## [Data records]
__________
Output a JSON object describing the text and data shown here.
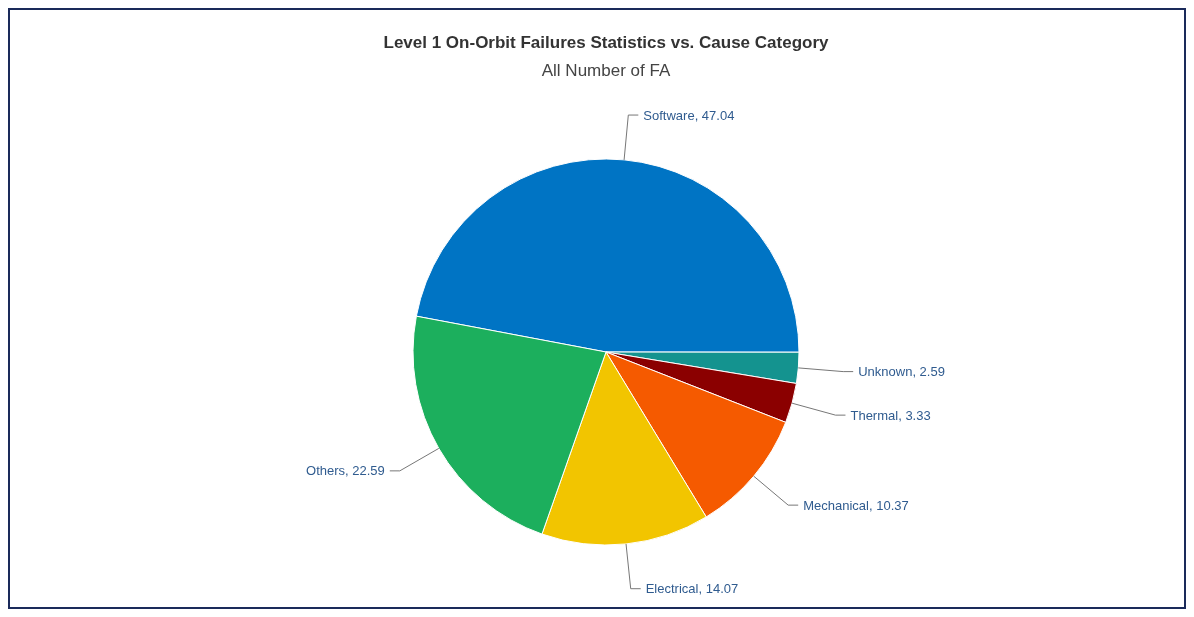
{
  "chart_data": {
    "type": "pie",
    "title": "Level 1 On-Orbit Failures Statistics vs. Cause Category",
    "subtitle": "All Number of FA",
    "categories": [
      "Software",
      "Unknown",
      "Thermal",
      "Mechanical",
      "Electrical",
      "Others"
    ],
    "values": [
      47.04,
      2.59,
      3.33,
      10.37,
      14.07,
      22.59
    ],
    "colors": [
      "#0074c4",
      "#14938f",
      "#8b0000",
      "#f55a00",
      "#f2c500",
      "#1caf5d"
    ],
    "value_labels": [
      ", 47.04",
      ", 2.59",
      ", 3.33",
      ", 10.37",
      ", 14.07",
      ", 22.59"
    ],
    "legend": false
  }
}
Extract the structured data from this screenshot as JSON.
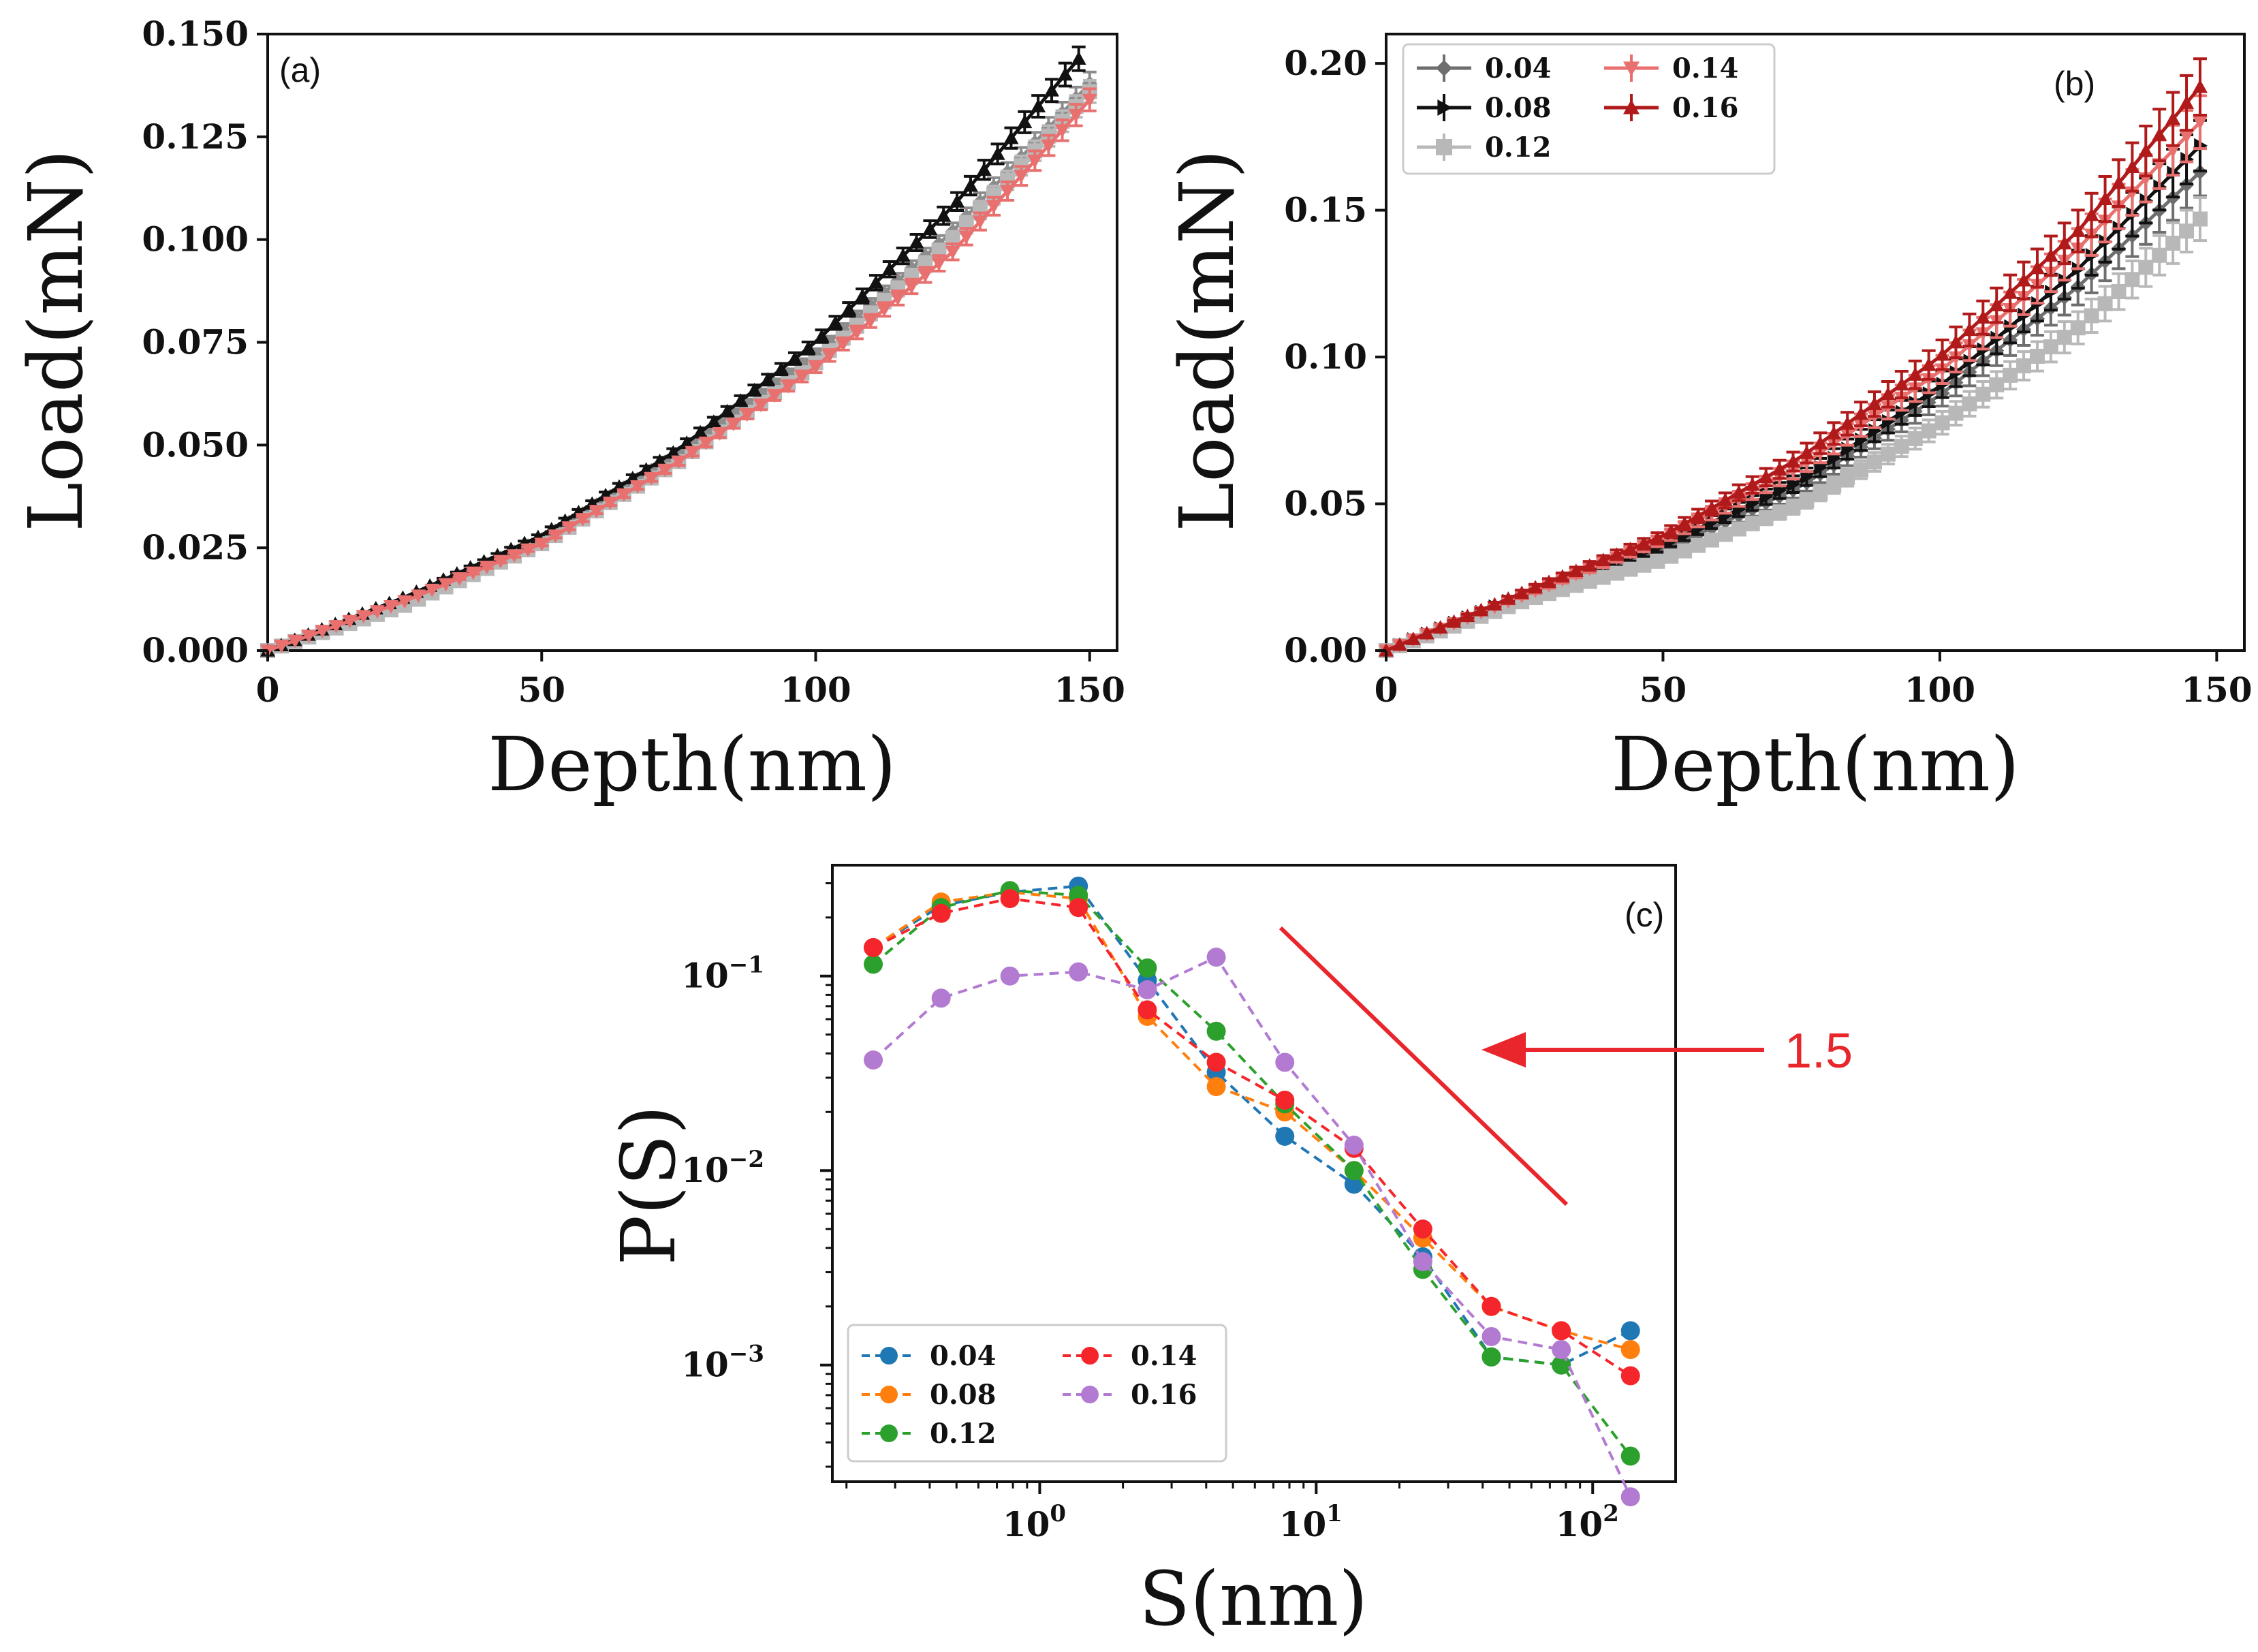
__________
## [Problem details]
Reproduce the listing above exactly, excluding all pictures.

## [Result]
Output a JSON object describing the text and data shown here.
{
  "chart_data": {
    "type": "pie",
    "title": "Level 1 On-Orbit Failures Statistics vs. Cause Category",
    "subtitle": "All Number of FA",
    "categories": [
      "Software",
      "Unknown",
      "Thermal",
      "Mechanical",
      "Electrical",
      "Others"
    ],
    "values": [
      47.04,
      2.59,
      3.33,
      10.37,
      14.07,
      22.59
    ],
    "colors": [
      "#0074c4",
      "#14938f",
      "#8b0000",
      "#f55a00",
      "#f2c500",
      "#1caf5d"
    ],
    "value_labels": [
      ", 47.04",
      ", 2.59",
      ", 3.33",
      ", 10.37",
      ", 14.07",
      ", 22.59"
    ],
    "legend": false
  }
}
Extract the structured data from this screenshot as JSON.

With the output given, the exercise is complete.